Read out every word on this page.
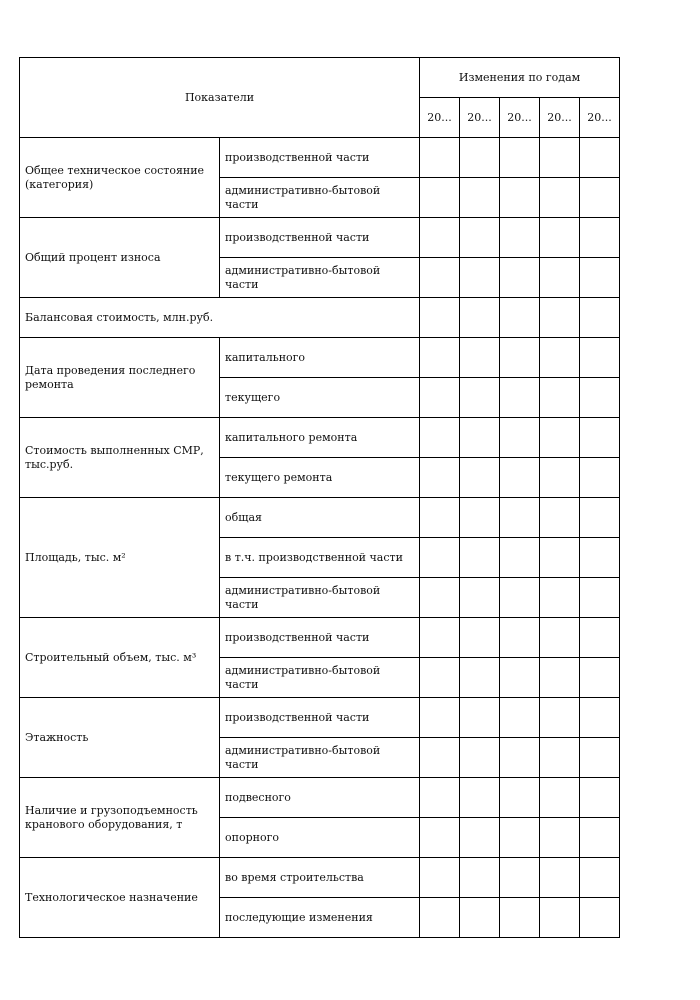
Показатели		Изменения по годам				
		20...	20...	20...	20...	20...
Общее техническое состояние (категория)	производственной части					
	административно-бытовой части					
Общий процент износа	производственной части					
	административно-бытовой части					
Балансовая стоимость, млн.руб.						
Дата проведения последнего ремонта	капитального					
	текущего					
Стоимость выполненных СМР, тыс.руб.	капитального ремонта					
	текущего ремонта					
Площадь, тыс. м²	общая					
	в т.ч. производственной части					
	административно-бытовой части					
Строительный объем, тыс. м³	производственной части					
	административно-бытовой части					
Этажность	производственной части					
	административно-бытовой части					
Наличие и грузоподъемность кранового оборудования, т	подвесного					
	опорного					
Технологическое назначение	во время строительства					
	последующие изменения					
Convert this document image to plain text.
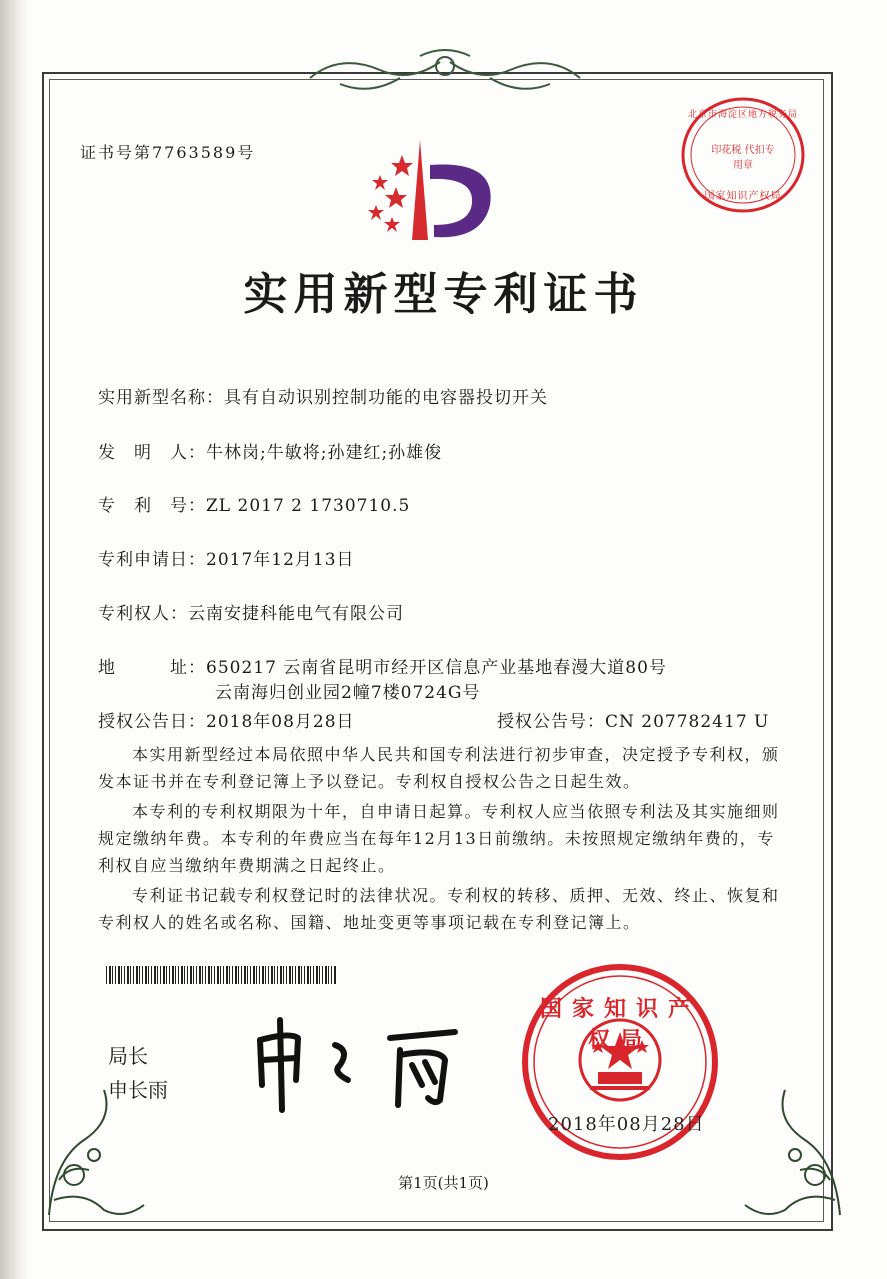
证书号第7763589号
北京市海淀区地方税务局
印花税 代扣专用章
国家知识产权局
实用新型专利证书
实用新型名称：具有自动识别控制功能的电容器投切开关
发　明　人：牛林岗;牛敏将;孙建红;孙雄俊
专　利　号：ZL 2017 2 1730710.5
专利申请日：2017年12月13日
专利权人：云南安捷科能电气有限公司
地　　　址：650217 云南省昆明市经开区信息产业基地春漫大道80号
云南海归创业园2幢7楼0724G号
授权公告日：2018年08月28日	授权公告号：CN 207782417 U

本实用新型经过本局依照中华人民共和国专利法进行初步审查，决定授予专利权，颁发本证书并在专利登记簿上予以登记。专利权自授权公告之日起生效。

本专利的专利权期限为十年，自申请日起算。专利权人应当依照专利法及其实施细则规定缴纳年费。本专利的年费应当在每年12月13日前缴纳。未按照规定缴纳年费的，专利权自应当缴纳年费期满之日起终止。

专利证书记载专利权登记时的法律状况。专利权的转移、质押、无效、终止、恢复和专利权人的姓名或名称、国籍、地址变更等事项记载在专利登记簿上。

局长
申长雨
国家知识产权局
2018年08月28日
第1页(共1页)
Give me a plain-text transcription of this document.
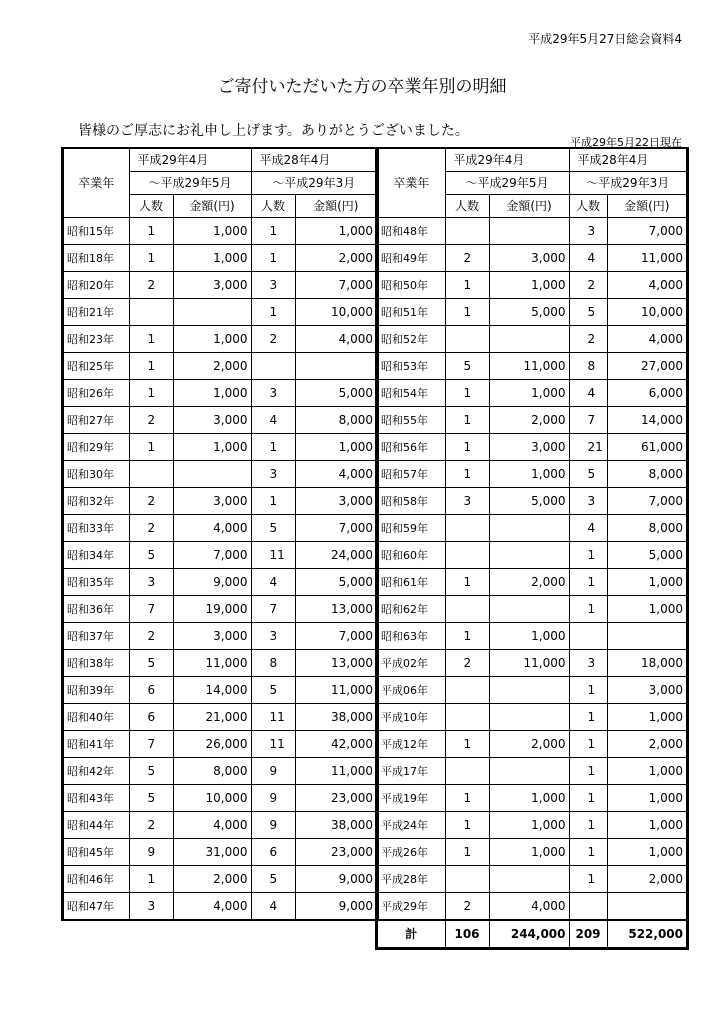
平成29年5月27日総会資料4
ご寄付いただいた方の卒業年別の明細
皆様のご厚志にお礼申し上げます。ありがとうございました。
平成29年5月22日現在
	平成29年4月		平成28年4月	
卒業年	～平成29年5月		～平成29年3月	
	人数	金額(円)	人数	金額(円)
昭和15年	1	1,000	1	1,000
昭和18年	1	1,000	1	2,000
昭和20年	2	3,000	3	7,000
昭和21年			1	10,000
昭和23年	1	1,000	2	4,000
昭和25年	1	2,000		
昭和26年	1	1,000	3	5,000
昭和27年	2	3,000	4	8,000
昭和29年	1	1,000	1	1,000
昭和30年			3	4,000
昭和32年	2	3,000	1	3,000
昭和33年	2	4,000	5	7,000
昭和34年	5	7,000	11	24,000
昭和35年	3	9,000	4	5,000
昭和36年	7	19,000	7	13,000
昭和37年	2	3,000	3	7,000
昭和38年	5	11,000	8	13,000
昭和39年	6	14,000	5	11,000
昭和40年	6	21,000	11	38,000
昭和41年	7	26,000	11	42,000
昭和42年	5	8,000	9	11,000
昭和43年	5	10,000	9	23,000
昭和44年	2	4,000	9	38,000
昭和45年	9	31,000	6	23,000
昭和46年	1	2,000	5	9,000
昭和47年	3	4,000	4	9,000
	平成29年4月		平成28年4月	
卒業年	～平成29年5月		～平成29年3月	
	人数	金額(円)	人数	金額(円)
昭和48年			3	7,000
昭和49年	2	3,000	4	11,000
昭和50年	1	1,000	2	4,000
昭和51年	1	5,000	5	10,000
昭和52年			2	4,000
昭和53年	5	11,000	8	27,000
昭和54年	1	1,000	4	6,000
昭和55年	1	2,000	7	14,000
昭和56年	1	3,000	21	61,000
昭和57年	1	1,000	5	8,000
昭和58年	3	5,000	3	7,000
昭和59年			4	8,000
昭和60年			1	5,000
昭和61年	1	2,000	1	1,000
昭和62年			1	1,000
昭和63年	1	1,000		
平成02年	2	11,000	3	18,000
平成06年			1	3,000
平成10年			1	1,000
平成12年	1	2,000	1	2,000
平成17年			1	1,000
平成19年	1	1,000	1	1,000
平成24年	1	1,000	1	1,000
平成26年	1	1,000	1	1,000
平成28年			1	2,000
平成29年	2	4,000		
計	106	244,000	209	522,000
....
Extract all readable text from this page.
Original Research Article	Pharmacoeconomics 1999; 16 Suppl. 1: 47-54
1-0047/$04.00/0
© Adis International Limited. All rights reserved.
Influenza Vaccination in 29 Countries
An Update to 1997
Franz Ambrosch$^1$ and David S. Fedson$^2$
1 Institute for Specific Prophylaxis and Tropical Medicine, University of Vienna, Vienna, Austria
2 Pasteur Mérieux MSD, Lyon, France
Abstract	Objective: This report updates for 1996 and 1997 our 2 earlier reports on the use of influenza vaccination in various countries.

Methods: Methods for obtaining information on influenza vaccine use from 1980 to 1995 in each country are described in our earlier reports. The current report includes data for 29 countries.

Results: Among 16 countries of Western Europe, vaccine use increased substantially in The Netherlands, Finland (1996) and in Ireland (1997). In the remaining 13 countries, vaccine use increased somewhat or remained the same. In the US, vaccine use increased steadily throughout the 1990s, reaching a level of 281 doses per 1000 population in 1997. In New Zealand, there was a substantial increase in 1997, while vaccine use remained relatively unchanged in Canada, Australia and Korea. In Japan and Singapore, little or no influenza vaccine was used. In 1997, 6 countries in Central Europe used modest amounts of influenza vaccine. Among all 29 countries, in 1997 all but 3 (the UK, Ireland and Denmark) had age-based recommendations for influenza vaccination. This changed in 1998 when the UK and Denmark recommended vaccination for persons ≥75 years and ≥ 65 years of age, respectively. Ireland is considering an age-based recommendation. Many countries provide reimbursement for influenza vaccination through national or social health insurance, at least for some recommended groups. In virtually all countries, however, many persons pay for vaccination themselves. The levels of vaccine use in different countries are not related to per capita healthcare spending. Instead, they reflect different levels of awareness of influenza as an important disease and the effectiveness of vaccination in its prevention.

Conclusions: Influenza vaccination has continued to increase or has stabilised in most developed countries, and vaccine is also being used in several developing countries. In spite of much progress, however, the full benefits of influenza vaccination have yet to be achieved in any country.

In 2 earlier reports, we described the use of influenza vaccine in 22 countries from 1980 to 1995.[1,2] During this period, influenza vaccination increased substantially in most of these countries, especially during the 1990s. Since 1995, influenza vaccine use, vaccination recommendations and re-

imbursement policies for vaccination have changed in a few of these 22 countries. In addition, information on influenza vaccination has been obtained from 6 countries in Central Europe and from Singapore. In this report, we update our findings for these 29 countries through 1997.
....
### WHAT YOU SHOULD DO
Pick out the lines that include the word "page" and write them out.

### EXERCISE SOLUTION
Read out every word on this page.
Extract all readable text from this page.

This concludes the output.